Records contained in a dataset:
** START **

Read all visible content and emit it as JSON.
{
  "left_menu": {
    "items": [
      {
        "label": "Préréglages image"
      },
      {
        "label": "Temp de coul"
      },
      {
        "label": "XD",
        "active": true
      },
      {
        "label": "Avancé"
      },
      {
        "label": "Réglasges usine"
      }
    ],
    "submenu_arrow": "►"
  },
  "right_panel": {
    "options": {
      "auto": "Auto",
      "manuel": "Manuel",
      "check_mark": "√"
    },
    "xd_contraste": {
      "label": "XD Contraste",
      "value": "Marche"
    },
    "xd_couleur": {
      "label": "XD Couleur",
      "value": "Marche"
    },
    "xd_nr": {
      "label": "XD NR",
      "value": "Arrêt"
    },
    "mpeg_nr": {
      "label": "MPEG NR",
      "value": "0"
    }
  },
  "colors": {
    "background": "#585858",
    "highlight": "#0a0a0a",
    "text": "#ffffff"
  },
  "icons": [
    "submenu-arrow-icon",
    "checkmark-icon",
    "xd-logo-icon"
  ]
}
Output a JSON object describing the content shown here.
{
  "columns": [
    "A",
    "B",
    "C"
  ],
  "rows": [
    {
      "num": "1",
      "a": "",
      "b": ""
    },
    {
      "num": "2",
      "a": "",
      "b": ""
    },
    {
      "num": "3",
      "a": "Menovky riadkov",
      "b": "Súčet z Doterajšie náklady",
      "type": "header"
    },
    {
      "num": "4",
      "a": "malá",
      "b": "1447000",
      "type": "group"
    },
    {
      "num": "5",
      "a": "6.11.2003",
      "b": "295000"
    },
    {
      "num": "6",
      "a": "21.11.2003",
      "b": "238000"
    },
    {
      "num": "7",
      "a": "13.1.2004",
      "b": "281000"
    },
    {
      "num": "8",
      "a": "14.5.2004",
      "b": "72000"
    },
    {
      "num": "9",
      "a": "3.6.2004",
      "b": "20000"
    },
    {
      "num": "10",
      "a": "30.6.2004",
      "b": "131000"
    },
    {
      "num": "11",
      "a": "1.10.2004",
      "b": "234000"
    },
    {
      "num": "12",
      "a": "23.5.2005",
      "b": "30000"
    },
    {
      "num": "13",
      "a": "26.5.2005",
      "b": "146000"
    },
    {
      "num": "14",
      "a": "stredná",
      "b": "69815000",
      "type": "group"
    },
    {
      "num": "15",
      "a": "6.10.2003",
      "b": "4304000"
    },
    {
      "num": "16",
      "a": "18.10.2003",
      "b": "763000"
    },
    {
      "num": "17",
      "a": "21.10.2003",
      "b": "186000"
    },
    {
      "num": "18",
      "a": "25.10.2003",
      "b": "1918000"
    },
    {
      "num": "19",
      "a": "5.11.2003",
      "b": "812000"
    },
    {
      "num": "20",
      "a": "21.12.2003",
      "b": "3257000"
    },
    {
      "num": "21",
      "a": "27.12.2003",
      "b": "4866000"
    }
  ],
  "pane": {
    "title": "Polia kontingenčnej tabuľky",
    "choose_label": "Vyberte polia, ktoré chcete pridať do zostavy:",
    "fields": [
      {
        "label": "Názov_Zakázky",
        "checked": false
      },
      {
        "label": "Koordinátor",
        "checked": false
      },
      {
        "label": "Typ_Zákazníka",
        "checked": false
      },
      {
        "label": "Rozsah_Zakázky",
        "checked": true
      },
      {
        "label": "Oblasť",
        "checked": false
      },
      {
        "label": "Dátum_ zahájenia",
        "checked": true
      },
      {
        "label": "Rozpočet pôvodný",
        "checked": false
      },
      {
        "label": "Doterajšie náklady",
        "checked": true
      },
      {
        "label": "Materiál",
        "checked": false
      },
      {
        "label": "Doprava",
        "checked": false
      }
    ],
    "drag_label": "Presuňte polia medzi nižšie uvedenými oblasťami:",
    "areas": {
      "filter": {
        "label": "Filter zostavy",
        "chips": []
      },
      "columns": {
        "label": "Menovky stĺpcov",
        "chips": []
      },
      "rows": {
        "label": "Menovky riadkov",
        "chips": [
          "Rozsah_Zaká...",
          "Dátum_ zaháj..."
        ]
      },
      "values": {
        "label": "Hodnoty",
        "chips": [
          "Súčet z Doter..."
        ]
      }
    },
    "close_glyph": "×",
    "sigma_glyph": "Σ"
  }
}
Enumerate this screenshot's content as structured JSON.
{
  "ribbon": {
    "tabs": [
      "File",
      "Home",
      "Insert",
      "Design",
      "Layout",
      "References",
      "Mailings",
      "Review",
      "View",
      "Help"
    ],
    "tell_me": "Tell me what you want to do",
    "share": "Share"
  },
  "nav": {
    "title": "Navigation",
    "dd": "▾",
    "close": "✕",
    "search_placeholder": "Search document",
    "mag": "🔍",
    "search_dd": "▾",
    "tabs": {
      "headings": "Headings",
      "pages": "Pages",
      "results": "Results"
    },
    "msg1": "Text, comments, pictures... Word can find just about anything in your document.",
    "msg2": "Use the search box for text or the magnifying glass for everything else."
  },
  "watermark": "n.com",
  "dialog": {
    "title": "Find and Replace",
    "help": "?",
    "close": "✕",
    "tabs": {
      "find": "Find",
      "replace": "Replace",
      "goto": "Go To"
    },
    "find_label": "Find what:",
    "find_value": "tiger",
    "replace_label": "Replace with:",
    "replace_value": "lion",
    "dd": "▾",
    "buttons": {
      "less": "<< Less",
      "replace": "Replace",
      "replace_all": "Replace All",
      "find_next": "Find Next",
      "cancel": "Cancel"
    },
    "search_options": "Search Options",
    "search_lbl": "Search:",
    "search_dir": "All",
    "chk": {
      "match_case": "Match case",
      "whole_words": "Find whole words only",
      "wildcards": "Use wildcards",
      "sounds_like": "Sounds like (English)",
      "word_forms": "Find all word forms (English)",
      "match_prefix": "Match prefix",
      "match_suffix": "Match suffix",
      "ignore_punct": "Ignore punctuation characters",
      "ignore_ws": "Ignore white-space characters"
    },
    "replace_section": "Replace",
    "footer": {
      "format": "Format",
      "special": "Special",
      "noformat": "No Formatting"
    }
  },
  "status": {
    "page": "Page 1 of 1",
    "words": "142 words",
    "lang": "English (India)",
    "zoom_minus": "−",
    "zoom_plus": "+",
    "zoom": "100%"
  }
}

** END **

* [WHAT YOU SHOULD DO]: Retype the material above, line by line, exactly.

* [RESPONSE FOR THIS EXERCISE]:
Read all visible content and emit it as JSON.
{
  "left_menu": {
    "items": [
      {
        "label": "Préréglages image"
      },
      {
        "label": "Temp de coul"
      },
      {
        "label": "XD",
        "active": true
      },
      {
        "label": "Avancé"
      },
      {
        "label": "Réglasges usine"
      }
    ],
    "submenu_arrow": "►"
  },
  "right_panel": {
    "options": {
      "auto": "Auto",
      "manuel": "Manuel",
      "check_mark": "√"
    },
    "xd_contraste": {
      "label": "XD Contraste",
      "value": "Marche"
    },
    "xd_couleur": {
      "label": "XD Couleur",
      "value": "Marche"
    },
    "xd_nr": {
      "label": "XD NR",
      "value": "Arrêt"
    },
    "mpeg_nr": {
      "label": "MPEG NR",
      "value": "0"
    }
  },
  "colors": {
    "background": "#585858",
    "highlight": "#0a0a0a",
    "text": "#ffffff"
  },
  "icons": [
    "submenu-arrow-icon",
    "checkmark-icon",
    "xd-logo-icon"
  ]
}
Output a JSON object describing the content shown here.
{
  "columns": [
    "A",
    "B",
    "C"
  ],
  "rows": [
    {
      "num": "1",
      "a": "",
      "b": ""
    },
    {
      "num": "2",
      "a": "",
      "b": ""
    },
    {
      "num": "3",
      "a": "Menovky riadkov",
      "b": "Súčet z Doterajšie náklady",
      "type": "header"
    },
    {
      "num": "4",
      "a": "malá",
      "b": "1447000",
      "type": "group"
    },
    {
      "num": "5",
      "a": "6.11.2003",
      "b": "295000"
    },
    {
      "num": "6",
      "a": "21.11.2003",
      "b": "238000"
    },
    {
      "num": "7",
      "a": "13.1.2004",
      "b": "281000"
    },
    {
      "num": "8",
      "a": "14.5.2004",
      "b": "72000"
    },
    {
      "num": "9",
      "a": "3.6.2004",
      "b": "20000"
    },
    {
      "num": "10",
      "a": "30.6.2004",
      "b": "131000"
    },
    {
      "num": "11",
      "a": "1.10.2004",
      "b": "234000"
    },
    {
      "num": "12",
      "a": "23.5.2005",
      "b": "30000"
    },
    {
      "num": "13",
      "a": "26.5.2005",
      "b": "146000"
    },
    {
      "num": "14",
      "a": "stredná",
      "b": "69815000",
      "type": "group"
    },
    {
      "num": "15",
      "a": "6.10.2003",
      "b": "4304000"
    },
    {
      "num": "16",
      "a": "18.10.2003",
      "b": "763000"
    },
    {
      "num": "17",
      "a": "21.10.2003",
      "b": "186000"
    },
    {
      "num": "18",
      "a": "25.10.2003",
      "b": "1918000"
    },
    {
      "num": "19",
      "a": "5.11.2003",
      "b": "812000"
    },
    {
      "num": "20",
      "a": "21.12.2003",
      "b": "3257000"
    },
    {
      "num": "21",
      "a": "27.12.2003",
      "b": "4866000"
    }
  ],
  "pane": {
    "title": "Polia kontingenčnej tabuľky",
    "choose_label": "Vyberte polia, ktoré chcete pridať do zostavy:",
    "fields": [
      {
        "label": "Názov_Zakázky",
        "checked": false
      },
      {
        "label": "Koordinátor",
        "checked": false
      },
      {
        "label": "Typ_Zákazníka",
        "checked": false
      },
      {
        "label": "Rozsah_Zakázky",
        "checked": true
      },
      {
        "label": "Oblasť",
        "checked": false
      },
      {
        "label": "Dátum_ zahájenia",
        "checked": true
      },
      {
        "label": "Rozpočet pôvodný",
        "checked": false
      },
      {
        "label": "Doterajšie náklady",
        "checked": true
      },
      {
        "label": "Materiál",
        "checked": false
      },
      {
        "label": "Doprava",
        "checked": false
      }
    ],
    "drag_label": "Presuňte polia medzi nižšie uvedenými oblasťami:",
    "areas": {
      "filter": {
        "label": "Filter zostavy",
        "chips": []
      },
      "columns": {
        "label": "Menovky stĺpcov",
        "chips": []
      },
      "rows": {
        "label": "Menovky riadkov",
        "chips": [
          "Rozsah_Zaká...",
          "Dátum_ zaháj..."
        ]
      },
      "values": {
        "label": "Hodnoty",
        "chips": [
          "Súčet z Doter..."
        ]
      }
    },
    "close_glyph": "×",
    "sigma_glyph": "Σ"
  }
}
Enumerate this screenshot's content as structured JSON.
{
  "ribbon": {
    "tabs": [
      "File",
      "Home",
      "Insert",
      "Design",
      "Layout",
      "References",
      "Mailings",
      "Review",
      "View",
      "Help"
    ],
    "tell_me": "Tell me what you want to do",
    "share": "Share"
  },
  "nav": {
    "title": "Navigation",
    "dd": "▾",
    "close": "✕",
    "search_placeholder": "Search document",
    "mag": "🔍",
    "search_dd": "▾",
    "tabs": {
      "headings": "Headings",
      "pages": "Pages",
      "results": "Results"
    },
    "msg1": "Text, comments, pictures... Word can find just about anything in your document.",
    "msg2": "Use the search box for text or the magnifying glass for everything else."
  },
  "watermark": "n.com",
  "dialog": {
    "title": "Find and Replace",
    "help": "?",
    "close": "✕",
    "tabs": {
      "find": "Find",
      "replace": "Replace",
      "goto": "Go To"
    },
    "find_label": "Find what:",
    "find_value": "tiger",
    "replace_label": "Replace with:",
    "replace_value": "lion",
    "dd": "▾",
    "buttons": {
      "less": "<< Less",
      "replace": "Replace",
      "replace_all": "Replace All",
      "find_next": "Find Next",
      "cancel": "Cancel"
    },
    "search_options": "Search Options",
    "search_lbl": "Search:",
    "search_dir": "All",
    "chk": {
      "match_case": "Match case",
      "whole_words": "Find whole words only",
      "wildcards": "Use wildcards",
      "sounds_like": "Sounds like (English)",
      "word_forms": "Find all word forms (English)",
      "match_prefix": "Match prefix",
      "match_suffix": "Match suffix",
      "ignore_punct": "Ignore punctuation characters",
      "ignore_ws": "Ignore white-space characters"
    },
    "replace_section": "Replace",
    "footer": {
      "format": "Format",
      "special": "Special",
      "noformat": "No Formatting"
    }
  },
  "status": {
    "page": "Page 1 of 1",
    "words": "142 words",
    "lang": "English (India)",
    "zoom_minus": "−",
    "zoom_plus": "+",
    "zoom": "100%"
  }
}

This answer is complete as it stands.